### Short exercise
Wherever the word "Landry" shows up in a line, please copy that line.
+ + + + + + +
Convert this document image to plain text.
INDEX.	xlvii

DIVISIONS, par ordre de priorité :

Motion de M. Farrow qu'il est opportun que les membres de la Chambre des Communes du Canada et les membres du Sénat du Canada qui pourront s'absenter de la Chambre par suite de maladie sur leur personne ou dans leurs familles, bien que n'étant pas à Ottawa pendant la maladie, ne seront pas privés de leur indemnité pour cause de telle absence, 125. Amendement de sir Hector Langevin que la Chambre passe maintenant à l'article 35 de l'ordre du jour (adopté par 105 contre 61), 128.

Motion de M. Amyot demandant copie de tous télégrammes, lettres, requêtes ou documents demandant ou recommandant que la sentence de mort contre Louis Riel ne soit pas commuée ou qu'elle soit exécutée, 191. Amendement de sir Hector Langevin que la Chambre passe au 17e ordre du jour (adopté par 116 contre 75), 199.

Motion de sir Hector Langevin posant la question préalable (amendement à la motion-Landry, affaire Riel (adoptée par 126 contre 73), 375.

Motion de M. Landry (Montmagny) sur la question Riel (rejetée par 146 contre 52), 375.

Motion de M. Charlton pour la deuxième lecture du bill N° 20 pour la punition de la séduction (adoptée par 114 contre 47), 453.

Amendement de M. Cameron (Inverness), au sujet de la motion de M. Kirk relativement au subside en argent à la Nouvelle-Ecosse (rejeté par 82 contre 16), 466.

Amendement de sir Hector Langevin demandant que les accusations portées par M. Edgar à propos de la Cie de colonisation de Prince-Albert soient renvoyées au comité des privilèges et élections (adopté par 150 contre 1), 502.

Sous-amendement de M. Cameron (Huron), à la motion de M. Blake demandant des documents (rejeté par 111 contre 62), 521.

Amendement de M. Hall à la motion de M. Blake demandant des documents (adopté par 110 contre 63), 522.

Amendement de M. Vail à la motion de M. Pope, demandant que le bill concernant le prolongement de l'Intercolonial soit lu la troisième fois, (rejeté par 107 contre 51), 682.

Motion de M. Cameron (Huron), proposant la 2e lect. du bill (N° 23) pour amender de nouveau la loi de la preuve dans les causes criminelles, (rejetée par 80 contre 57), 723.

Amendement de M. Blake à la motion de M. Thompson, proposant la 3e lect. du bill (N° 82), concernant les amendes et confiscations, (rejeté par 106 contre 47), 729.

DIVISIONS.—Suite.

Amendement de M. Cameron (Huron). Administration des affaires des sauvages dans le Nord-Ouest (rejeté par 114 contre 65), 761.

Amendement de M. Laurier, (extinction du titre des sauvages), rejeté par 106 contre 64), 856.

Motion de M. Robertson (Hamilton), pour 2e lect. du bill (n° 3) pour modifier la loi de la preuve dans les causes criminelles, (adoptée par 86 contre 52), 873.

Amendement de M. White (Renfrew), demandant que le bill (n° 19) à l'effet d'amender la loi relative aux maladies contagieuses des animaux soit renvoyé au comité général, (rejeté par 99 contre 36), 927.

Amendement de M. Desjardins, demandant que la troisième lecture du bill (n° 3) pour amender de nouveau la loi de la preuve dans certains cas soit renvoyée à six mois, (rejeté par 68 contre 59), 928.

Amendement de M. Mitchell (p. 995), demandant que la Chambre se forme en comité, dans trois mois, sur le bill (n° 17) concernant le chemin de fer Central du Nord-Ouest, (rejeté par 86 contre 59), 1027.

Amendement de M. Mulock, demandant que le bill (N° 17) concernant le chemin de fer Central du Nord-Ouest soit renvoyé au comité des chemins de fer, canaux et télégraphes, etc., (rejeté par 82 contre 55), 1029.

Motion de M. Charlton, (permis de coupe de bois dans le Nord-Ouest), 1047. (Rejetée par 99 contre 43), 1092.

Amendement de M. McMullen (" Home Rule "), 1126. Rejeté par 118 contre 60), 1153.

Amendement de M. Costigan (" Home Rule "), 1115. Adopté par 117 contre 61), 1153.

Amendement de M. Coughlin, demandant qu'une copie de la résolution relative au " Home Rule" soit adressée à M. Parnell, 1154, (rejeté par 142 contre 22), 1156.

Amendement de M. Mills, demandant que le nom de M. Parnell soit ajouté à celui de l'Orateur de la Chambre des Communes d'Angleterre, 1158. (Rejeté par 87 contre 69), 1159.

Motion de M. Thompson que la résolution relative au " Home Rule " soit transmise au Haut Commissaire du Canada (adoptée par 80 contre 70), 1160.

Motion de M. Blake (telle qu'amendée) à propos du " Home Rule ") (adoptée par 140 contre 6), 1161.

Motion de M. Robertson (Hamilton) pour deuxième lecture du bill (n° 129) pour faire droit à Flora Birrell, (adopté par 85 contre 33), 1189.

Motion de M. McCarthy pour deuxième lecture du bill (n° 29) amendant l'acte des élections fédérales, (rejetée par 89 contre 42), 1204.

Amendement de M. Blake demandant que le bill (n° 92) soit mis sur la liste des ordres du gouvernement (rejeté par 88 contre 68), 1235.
+ + + + + + +
### Correct answer
Motion de sir Hector Langevin posant la question préalable (amendement à la motion-Landry, affaire Riel (adoptée par 126 contre 73), 375.
Motion de M. Landry (Montmagny) sur la question Riel (rejetée par 146 contre 52), 375.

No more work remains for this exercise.